= STATED TASK =
Print the listing in its entirety and exactly, leaving out images.

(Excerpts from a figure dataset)
+---+
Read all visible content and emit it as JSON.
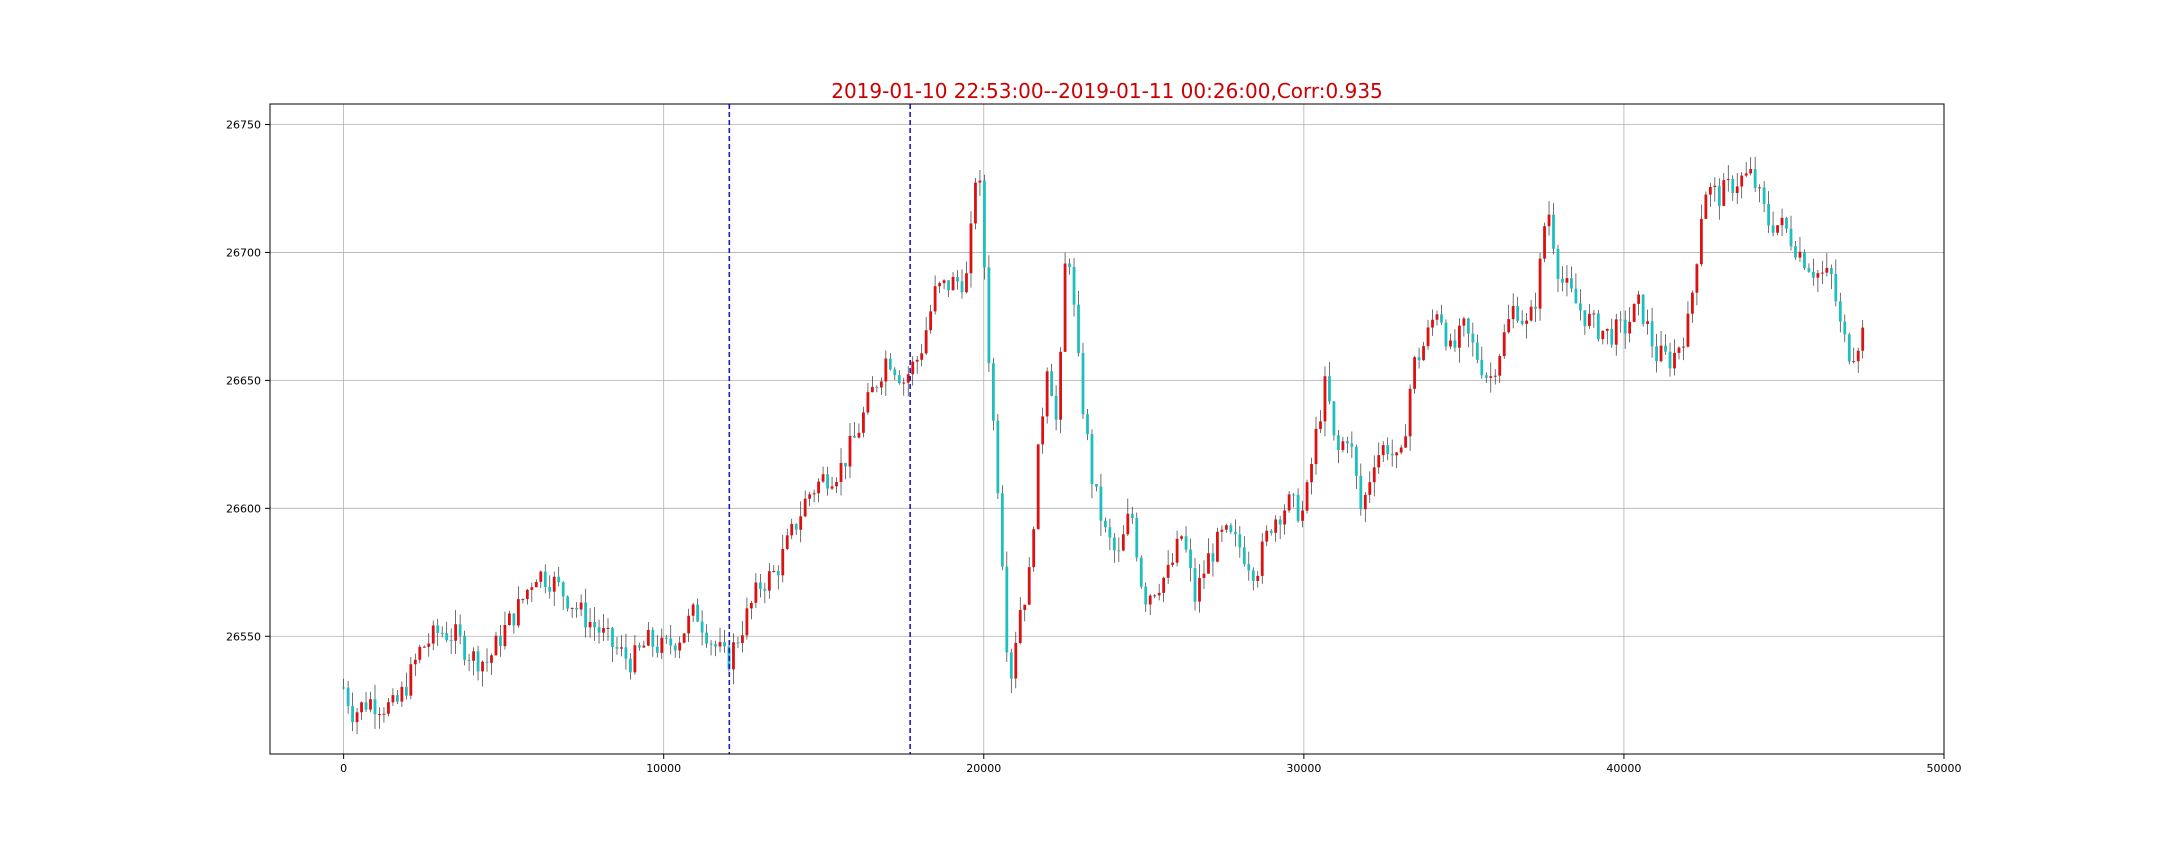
{
  "chart_data": {
    "type": "candlestick",
    "title": "2019-01-10 22:53:00--2019-01-11 00:26:00,Corr:0.935",
    "xlabel": "",
    "ylabel": "",
    "xlim": [
      -2300,
      50000
    ],
    "ylim": [
      26504,
      26758
    ],
    "x_ticks": [
      0,
      10000,
      20000,
      30000,
      40000,
      50000
    ],
    "x_tick_labels": [
      "0",
      "10000",
      "20000",
      "30000",
      "40000",
      "50000"
    ],
    "y_ticks": [
      26550,
      26600,
      26650,
      26700,
      26750
    ],
    "y_tick_labels": [
      "26550",
      "26600",
      "26650",
      "26700",
      "26750"
    ],
    "grid": true,
    "colors": {
      "title": "#cc0000",
      "up": "#dd1111",
      "down": "#1fbfbf",
      "wick": "#333333",
      "marker": "#1a1acc",
      "grid": "#b0b0b0"
    },
    "vertical_markers": [
      12050,
      17700
    ],
    "price_path": [
      [
        0,
        26530
      ],
      [
        300,
        26520
      ],
      [
        800,
        26525
      ],
      [
        1200,
        26523
      ],
      [
        1600,
        26522
      ],
      [
        2000,
        26532
      ],
      [
        2400,
        26545
      ],
      [
        3000,
        26552
      ],
      [
        3500,
        26550
      ],
      [
        4000,
        26542
      ],
      [
        4500,
        26540
      ],
      [
        5000,
        26552
      ],
      [
        5500,
        26562
      ],
      [
        6000,
        26575
      ],
      [
        6500,
        26572
      ],
      [
        7000,
        26565
      ],
      [
        7500,
        26558
      ],
      [
        8000,
        26552
      ],
      [
        8500,
        26545
      ],
      [
        9000,
        26540
      ],
      [
        9500,
        26548
      ],
      [
        10000,
        26545
      ],
      [
        10500,
        26550
      ],
      [
        11000,
        26560
      ],
      [
        11500,
        26548
      ],
      [
        12000,
        26540
      ],
      [
        12500,
        26555
      ],
      [
        13000,
        26570
      ],
      [
        13500,
        26575
      ],
      [
        14000,
        26590
      ],
      [
        14500,
        26605
      ],
      [
        15000,
        26612
      ],
      [
        15500,
        26615
      ],
      [
        16000,
        26628
      ],
      [
        16500,
        26645
      ],
      [
        17000,
        26660
      ],
      [
        17500,
        26650
      ],
      [
        18000,
        26660
      ],
      [
        18500,
        26685
      ],
      [
        19000,
        26688
      ],
      [
        19500,
        26690
      ],
      [
        19800,
        26740
      ],
      [
        20000,
        26700
      ],
      [
        20200,
        26650
      ],
      [
        20500,
        26600
      ],
      [
        20800,
        26530
      ],
      [
        21100,
        26560
      ],
      [
        21400,
        26570
      ],
      [
        21700,
        26620
      ],
      [
        22000,
        26660
      ],
      [
        22300,
        26630
      ],
      [
        22600,
        26710
      ],
      [
        23000,
        26650
      ],
      [
        23400,
        26610
      ],
      [
        23800,
        26590
      ],
      [
        24200,
        26580
      ],
      [
        24600,
        26600
      ],
      [
        25000,
        26565
      ],
      [
        25400,
        26570
      ],
      [
        25800,
        26575
      ],
      [
        26200,
        26590
      ],
      [
        26600,
        26565
      ],
      [
        27000,
        26580
      ],
      [
        27500,
        26590
      ],
      [
        28000,
        26585
      ],
      [
        28500,
        26575
      ],
      [
        29000,
        26595
      ],
      [
        29500,
        26602
      ],
      [
        30000,
        26598
      ],
      [
        30400,
        26630
      ],
      [
        30700,
        26650
      ],
      [
        31000,
        26620
      ],
      [
        31400,
        26630
      ],
      [
        31800,
        26598
      ],
      [
        32200,
        26620
      ],
      [
        32600,
        26625
      ],
      [
        33000,
        26615
      ],
      [
        33400,
        26655
      ],
      [
        33800,
        26665
      ],
      [
        34200,
        26680
      ],
      [
        34600,
        26660
      ],
      [
        35000,
        26670
      ],
      [
        35400,
        26660
      ],
      [
        35800,
        26650
      ],
      [
        36200,
        26665
      ],
      [
        36600,
        26680
      ],
      [
        37000,
        26670
      ],
      [
        37300,
        26685
      ],
      [
        37600,
        26720
      ],
      [
        38000,
        26690
      ],
      [
        38500,
        26680
      ],
      [
        39000,
        26672
      ],
      [
        39500,
        26668
      ],
      [
        40000,
        26670
      ],
      [
        40500,
        26680
      ],
      [
        41000,
        26660
      ],
      [
        41500,
        26658
      ],
      [
        42000,
        26672
      ],
      [
        42200,
        26690
      ],
      [
        42500,
        26725
      ],
      [
        43000,
        26722
      ],
      [
        43500,
        26728
      ],
      [
        44000,
        26730
      ],
      [
        44500,
        26712
      ],
      [
        45000,
        26710
      ],
      [
        45500,
        26700
      ],
      [
        46000,
        26692
      ],
      [
        46500,
        26690
      ],
      [
        46800,
        26668
      ],
      [
        47100,
        26660
      ],
      [
        47500,
        26670
      ]
    ]
  }
}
+---+
= FINAL RESULT =
Read all visible content and emit it as JSON.
{
  "chart_data": {
    "type": "candlestick",
    "title": "2019-01-10 22:53:00--2019-01-11 00:26:00,Corr:0.935",
    "xlabel": "",
    "ylabel": "",
    "xlim": [
      -2300,
      50000
    ],
    "ylim": [
      26504,
      26758
    ],
    "x_ticks": [
      0,
      10000,
      20000,
      30000,
      40000,
      50000
    ],
    "x_tick_labels": [
      "0",
      "10000",
      "20000",
      "30000",
      "40000",
      "50000"
    ],
    "y_ticks": [
      26550,
      26600,
      26650,
      26700,
      26750
    ],
    "y_tick_labels": [
      "26550",
      "26600",
      "26650",
      "26700",
      "26750"
    ],
    "grid": true,
    "colors": {
      "title": "#cc0000",
      "up": "#dd1111",
      "down": "#1fbfbf",
      "wick": "#333333",
      "marker": "#1a1acc",
      "grid": "#b0b0b0"
    },
    "vertical_markers": [
      12050,
      17700
    ],
    "price_path": [
      [
        0,
        26530
      ],
      [
        300,
        26520
      ],
      [
        800,
        26525
      ],
      [
        1200,
        26523
      ],
      [
        1600,
        26522
      ],
      [
        2000,
        26532
      ],
      [
        2400,
        26545
      ],
      [
        3000,
        26552
      ],
      [
        3500,
        26550
      ],
      [
        4000,
        26542
      ],
      [
        4500,
        26540
      ],
      [
        5000,
        26552
      ],
      [
        5500,
        26562
      ],
      [
        6000,
        26575
      ],
      [
        6500,
        26572
      ],
      [
        7000,
        26565
      ],
      [
        7500,
        26558
      ],
      [
        8000,
        26552
      ],
      [
        8500,
        26545
      ],
      [
        9000,
        26540
      ],
      [
        9500,
        26548
      ],
      [
        10000,
        26545
      ],
      [
        10500,
        26550
      ],
      [
        11000,
        26560
      ],
      [
        11500,
        26548
      ],
      [
        12000,
        26540
      ],
      [
        12500,
        26555
      ],
      [
        13000,
        26570
      ],
      [
        13500,
        26575
      ],
      [
        14000,
        26590
      ],
      [
        14500,
        26605
      ],
      [
        15000,
        26612
      ],
      [
        15500,
        26615
      ],
      [
        16000,
        26628
      ],
      [
        16500,
        26645
      ],
      [
        17000,
        26660
      ],
      [
        17500,
        26650
      ],
      [
        18000,
        26660
      ],
      [
        18500,
        26685
      ],
      [
        19000,
        26688
      ],
      [
        19500,
        26690
      ],
      [
        19800,
        26740
      ],
      [
        20000,
        26700
      ],
      [
        20200,
        26650
      ],
      [
        20500,
        26600
      ],
      [
        20800,
        26530
      ],
      [
        21100,
        26560
      ],
      [
        21400,
        26570
      ],
      [
        21700,
        26620
      ],
      [
        22000,
        26660
      ],
      [
        22300,
        26630
      ],
      [
        22600,
        26710
      ],
      [
        23000,
        26650
      ],
      [
        23400,
        26610
      ],
      [
        23800,
        26590
      ],
      [
        24200,
        26580
      ],
      [
        24600,
        26600
      ],
      [
        25000,
        26565
      ],
      [
        25400,
        26570
      ],
      [
        25800,
        26575
      ],
      [
        26200,
        26590
      ],
      [
        26600,
        26565
      ],
      [
        27000,
        26580
      ],
      [
        27500,
        26590
      ],
      [
        28000,
        26585
      ],
      [
        28500,
        26575
      ],
      [
        29000,
        26595
      ],
      [
        29500,
        26602
      ],
      [
        30000,
        26598
      ],
      [
        30400,
        26630
      ],
      [
        30700,
        26650
      ],
      [
        31000,
        26620
      ],
      [
        31400,
        26630
      ],
      [
        31800,
        26598
      ],
      [
        32200,
        26620
      ],
      [
        32600,
        26625
      ],
      [
        33000,
        26615
      ],
      [
        33400,
        26655
      ],
      [
        33800,
        26665
      ],
      [
        34200,
        26680
      ],
      [
        34600,
        26660
      ],
      [
        35000,
        26670
      ],
      [
        35400,
        26660
      ],
      [
        35800,
        26650
      ],
      [
        36200,
        26665
      ],
      [
        36600,
        26680
      ],
      [
        37000,
        26670
      ],
      [
        37300,
        26685
      ],
      [
        37600,
        26720
      ],
      [
        38000,
        26690
      ],
      [
        38500,
        26680
      ],
      [
        39000,
        26672
      ],
      [
        39500,
        26668
      ],
      [
        40000,
        26670
      ],
      [
        40500,
        26680
      ],
      [
        41000,
        26660
      ],
      [
        41500,
        26658
      ],
      [
        42000,
        26672
      ],
      [
        42200,
        26690
      ],
      [
        42500,
        26725
      ],
      [
        43000,
        26722
      ],
      [
        43500,
        26728
      ],
      [
        44000,
        26730
      ],
      [
        44500,
        26712
      ],
      [
        45000,
        26710
      ],
      [
        45500,
        26700
      ],
      [
        46000,
        26692
      ],
      [
        46500,
        26690
      ],
      [
        46800,
        26668
      ],
      [
        47100,
        26660
      ],
      [
        47500,
        26670
      ]
    ]
  }
}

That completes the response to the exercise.